## Start

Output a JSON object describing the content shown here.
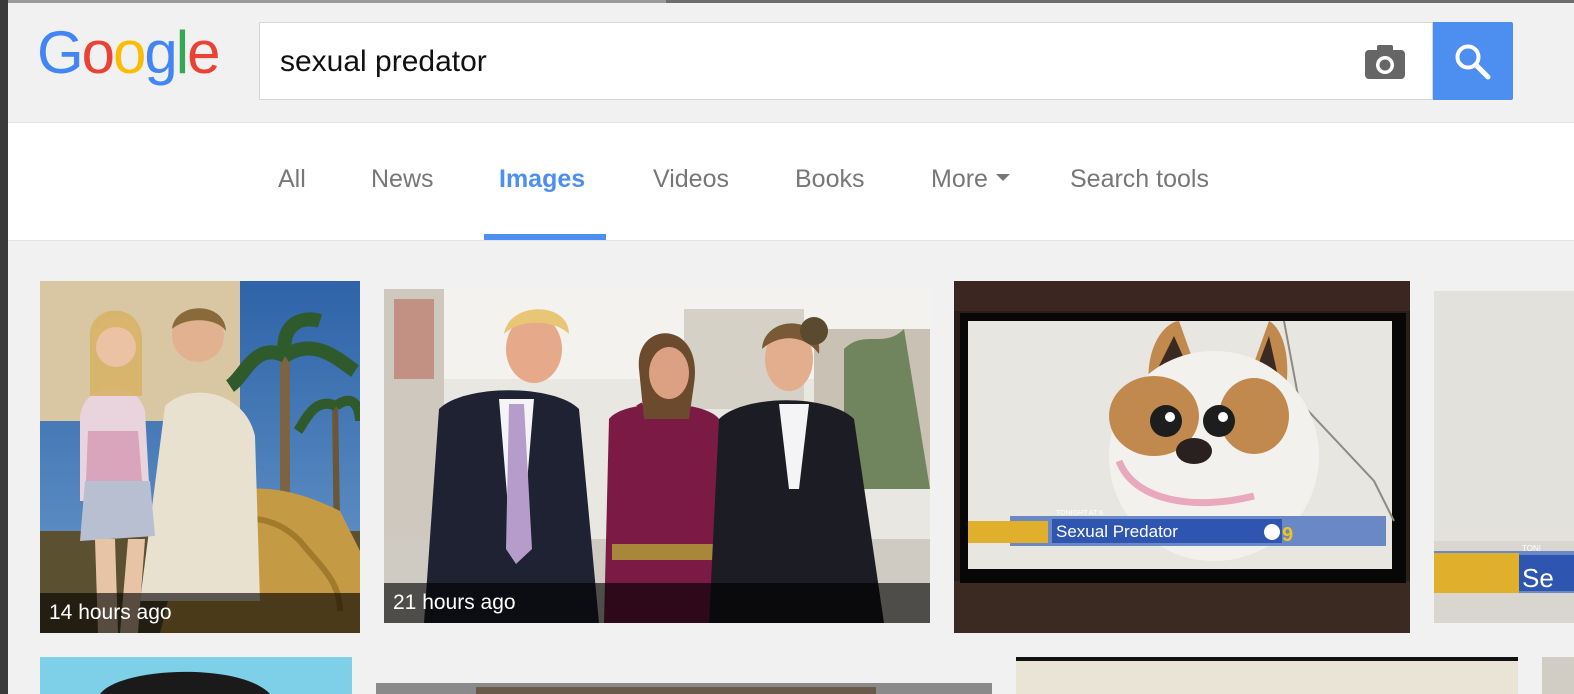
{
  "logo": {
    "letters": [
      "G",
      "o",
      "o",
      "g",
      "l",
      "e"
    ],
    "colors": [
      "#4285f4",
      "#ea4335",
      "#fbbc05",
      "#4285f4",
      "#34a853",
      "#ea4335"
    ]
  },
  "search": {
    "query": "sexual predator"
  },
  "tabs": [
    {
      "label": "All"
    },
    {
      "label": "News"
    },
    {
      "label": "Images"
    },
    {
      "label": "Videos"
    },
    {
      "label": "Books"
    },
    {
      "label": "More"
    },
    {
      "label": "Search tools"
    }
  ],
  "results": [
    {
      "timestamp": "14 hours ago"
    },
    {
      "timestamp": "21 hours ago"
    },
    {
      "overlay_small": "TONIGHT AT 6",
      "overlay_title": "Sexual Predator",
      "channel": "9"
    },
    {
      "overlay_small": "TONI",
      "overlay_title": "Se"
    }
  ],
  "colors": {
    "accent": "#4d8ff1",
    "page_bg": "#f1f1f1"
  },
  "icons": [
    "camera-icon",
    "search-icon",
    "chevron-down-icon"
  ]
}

## End

-- Job --
Leave out the pictures and transcribe the entries above exactly.

-- Answer to this task --
Output a JSON object describing the content shown here.
{
  "logo": {
    "letters": [
      "G",
      "o",
      "o",
      "g",
      "l",
      "e"
    ],
    "colors": [
      "#4285f4",
      "#ea4335",
      "#fbbc05",
      "#4285f4",
      "#34a853",
      "#ea4335"
    ]
  },
  "search": {
    "query": "sexual predator"
  },
  "tabs": [
    {
      "label": "All"
    },
    {
      "label": "News"
    },
    {
      "label": "Images"
    },
    {
      "label": "Videos"
    },
    {
      "label": "Books"
    },
    {
      "label": "More"
    },
    {
      "label": "Search tools"
    }
  ],
  "results": [
    {
      "timestamp": "14 hours ago"
    },
    {
      "timestamp": "21 hours ago"
    },
    {
      "overlay_small": "TONIGHT AT 6",
      "overlay_title": "Sexual Predator",
      "channel": "9"
    },
    {
      "overlay_small": "TONI",
      "overlay_title": "Se"
    }
  ],
  "colors": {
    "accent": "#4d8ff1",
    "page_bg": "#f1f1f1"
  },
  "icons": [
    "camera-icon",
    "search-icon",
    "chevron-down-icon"
  ]
}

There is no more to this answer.